軒屋を貸して母屋を取られる

Hさんが出張で来られて、M社を訪問してきた。目的はとある商
品の調達先として、M社を活用できないか、どうかという話をす
るためだ。
M社は日本の某メーカーのある製品のOEMの供給元にもなって
いるということだった。まさか日本の店で並んでいるあの商品が
made in India になっているとは思いもしなかった。


新しい技術であったとしても、コモディティになる時間の早さを
痛感した。たしかに、装置産業であるから、製造設備さえ整えれ
ばビジネスができるという面はある。ただ、それにしても、それ
だけの設備投資ができて、売ることができる、というベースを備
えていなければできない。そういえば、彼らの事業コンセプトの
一つとして、「Mass Manufacturing」による規模の経済というも
のもあげていた。

[提供された一覧]
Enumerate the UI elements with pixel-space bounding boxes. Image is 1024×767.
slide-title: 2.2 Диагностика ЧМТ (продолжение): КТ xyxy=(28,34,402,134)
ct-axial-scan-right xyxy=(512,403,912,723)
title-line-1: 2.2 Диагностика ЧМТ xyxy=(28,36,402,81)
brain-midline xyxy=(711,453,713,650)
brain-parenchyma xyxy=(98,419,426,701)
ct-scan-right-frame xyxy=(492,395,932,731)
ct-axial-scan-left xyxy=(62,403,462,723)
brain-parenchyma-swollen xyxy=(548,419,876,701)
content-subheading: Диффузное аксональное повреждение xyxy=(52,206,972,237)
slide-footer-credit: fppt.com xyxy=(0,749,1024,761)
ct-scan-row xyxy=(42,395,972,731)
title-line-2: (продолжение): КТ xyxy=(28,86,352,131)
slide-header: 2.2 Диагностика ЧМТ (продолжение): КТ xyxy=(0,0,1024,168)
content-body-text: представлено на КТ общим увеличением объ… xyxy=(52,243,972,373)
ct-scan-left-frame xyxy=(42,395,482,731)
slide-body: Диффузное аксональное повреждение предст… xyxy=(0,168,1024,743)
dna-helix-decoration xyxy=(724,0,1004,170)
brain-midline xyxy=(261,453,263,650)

...

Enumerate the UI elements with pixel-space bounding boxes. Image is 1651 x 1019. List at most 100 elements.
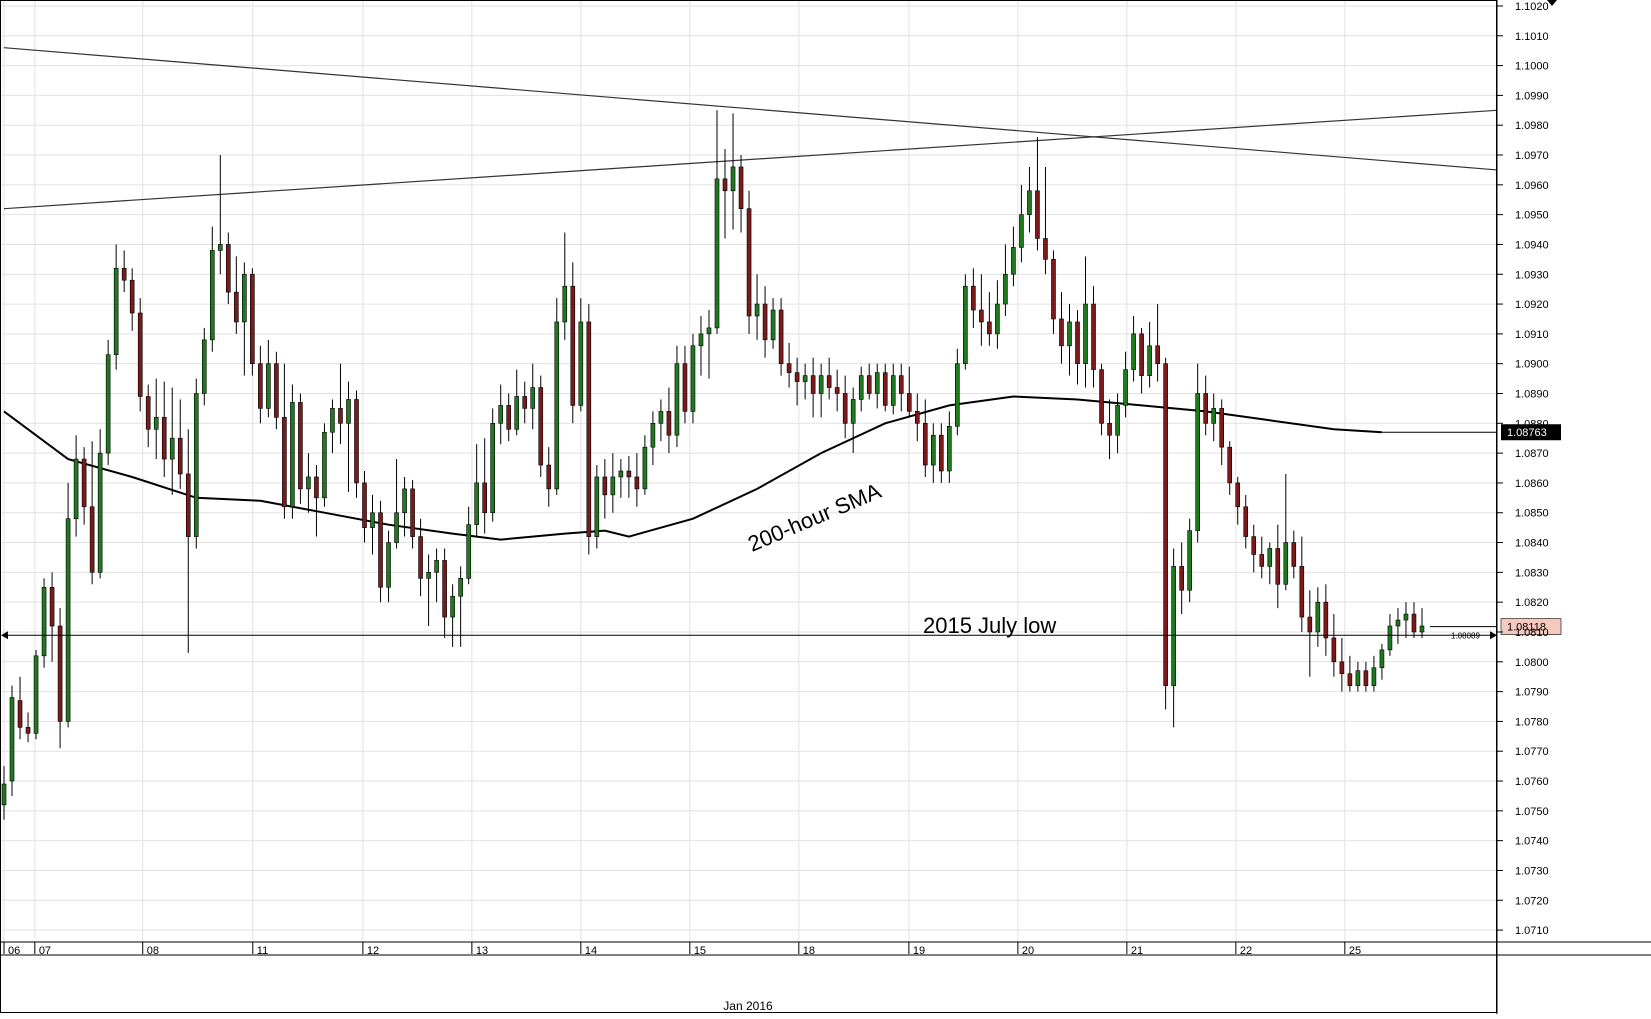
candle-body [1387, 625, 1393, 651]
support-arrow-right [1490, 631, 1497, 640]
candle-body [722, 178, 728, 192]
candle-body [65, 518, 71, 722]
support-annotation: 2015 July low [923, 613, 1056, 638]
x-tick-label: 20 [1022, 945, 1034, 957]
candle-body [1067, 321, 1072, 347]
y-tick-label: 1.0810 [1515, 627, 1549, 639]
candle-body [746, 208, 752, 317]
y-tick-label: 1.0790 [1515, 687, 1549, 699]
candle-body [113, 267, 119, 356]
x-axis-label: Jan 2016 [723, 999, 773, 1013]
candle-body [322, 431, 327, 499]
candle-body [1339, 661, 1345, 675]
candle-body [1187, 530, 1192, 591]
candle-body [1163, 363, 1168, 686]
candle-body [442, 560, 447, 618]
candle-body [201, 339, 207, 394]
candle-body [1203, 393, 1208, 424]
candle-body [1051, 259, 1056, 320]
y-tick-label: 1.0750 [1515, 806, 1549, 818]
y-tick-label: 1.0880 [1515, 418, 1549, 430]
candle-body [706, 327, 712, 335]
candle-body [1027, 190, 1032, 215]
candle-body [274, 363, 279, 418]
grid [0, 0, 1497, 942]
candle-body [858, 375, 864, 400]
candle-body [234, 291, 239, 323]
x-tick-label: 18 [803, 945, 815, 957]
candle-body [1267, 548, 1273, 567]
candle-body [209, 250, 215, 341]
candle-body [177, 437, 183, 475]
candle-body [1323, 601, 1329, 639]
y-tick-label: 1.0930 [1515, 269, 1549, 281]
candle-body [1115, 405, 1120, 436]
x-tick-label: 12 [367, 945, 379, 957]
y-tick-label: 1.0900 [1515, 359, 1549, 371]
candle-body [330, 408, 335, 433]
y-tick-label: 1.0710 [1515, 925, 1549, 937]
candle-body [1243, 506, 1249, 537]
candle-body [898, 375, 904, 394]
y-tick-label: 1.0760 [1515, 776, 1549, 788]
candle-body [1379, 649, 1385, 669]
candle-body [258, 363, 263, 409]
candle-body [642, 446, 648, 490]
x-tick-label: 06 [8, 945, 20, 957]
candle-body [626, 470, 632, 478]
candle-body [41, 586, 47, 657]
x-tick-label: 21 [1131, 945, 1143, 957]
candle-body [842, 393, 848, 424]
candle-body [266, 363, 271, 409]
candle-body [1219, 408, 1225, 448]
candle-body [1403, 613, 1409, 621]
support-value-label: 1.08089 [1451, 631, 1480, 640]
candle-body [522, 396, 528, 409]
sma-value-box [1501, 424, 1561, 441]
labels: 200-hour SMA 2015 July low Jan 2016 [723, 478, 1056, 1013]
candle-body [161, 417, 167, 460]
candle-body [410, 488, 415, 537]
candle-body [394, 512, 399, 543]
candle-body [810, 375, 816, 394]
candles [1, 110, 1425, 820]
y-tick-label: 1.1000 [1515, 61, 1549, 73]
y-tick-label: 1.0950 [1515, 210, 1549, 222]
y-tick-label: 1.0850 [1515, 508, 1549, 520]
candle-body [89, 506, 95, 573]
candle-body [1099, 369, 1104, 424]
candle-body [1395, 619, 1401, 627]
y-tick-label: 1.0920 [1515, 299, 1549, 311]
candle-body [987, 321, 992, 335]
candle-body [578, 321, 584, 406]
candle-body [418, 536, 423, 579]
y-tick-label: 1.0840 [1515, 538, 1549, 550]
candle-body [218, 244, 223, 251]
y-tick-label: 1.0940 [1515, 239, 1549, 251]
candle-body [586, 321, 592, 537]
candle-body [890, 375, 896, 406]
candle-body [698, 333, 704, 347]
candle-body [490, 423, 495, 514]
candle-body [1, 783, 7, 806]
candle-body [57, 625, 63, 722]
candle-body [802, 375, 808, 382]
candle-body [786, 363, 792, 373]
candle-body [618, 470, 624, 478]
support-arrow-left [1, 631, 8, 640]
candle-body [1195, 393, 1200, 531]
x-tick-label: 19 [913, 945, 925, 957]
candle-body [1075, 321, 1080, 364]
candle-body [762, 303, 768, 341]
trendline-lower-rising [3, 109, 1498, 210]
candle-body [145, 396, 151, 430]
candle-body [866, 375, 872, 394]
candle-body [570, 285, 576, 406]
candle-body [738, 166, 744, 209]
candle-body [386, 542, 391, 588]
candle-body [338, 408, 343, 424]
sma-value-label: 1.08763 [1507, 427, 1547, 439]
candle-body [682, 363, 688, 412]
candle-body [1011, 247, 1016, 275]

[やること]
M社訪問についての文章を、最後の文の後から書き進めてください。 一覧は、M社訪問についての文章とは関係がありません。

[回答]
工場も実際に見せてもらったが、2001年にできたばかりとい
うこともあり、非常にきれいだった。工場内は、KAIZEN、5Sの文
字が並び、日本式製造方式に則っているということがよくわかっ
た。こうやって新興国にキャッチアップされていくんだ、という
ことも伝わってきた。経営幹部の何人かは実際に日本で働いた経
験もある。


そして商談となったが、彼らは自分たちの品質のよさをアピール
してきた。


そして、商談となった。こちら側(日本企業)がボリュームゾー
ンを狙うから価格を下げたい、と言って必死になっている一方で
、彼らは自分たちの品質のよさをアピールしてきた。彼らは、「
街には、中国製の安い製品が溢れているが、それらはすぐに壊れ
る。最初はインド人も使うかもしれないが、いずれそういう商品
は淘汰されて、我々の多少高くても品質のよい製品を選ぶように
なっていくんだ。」と言ってきた。日本企業が、インド人に品質
の高さの利点をアピールされる、というブラックジョークのよう
な状態だ。


さらに、こちらは、価格を下げるために、品質基準の見直しがで
きないか、とも聞いた。彼らは、「それは難しい...」と答えて
きた。これも同じブラックジョークだ。


でも、こうしたブラックジョークのような状態がおきているのが
現状なんだと思う。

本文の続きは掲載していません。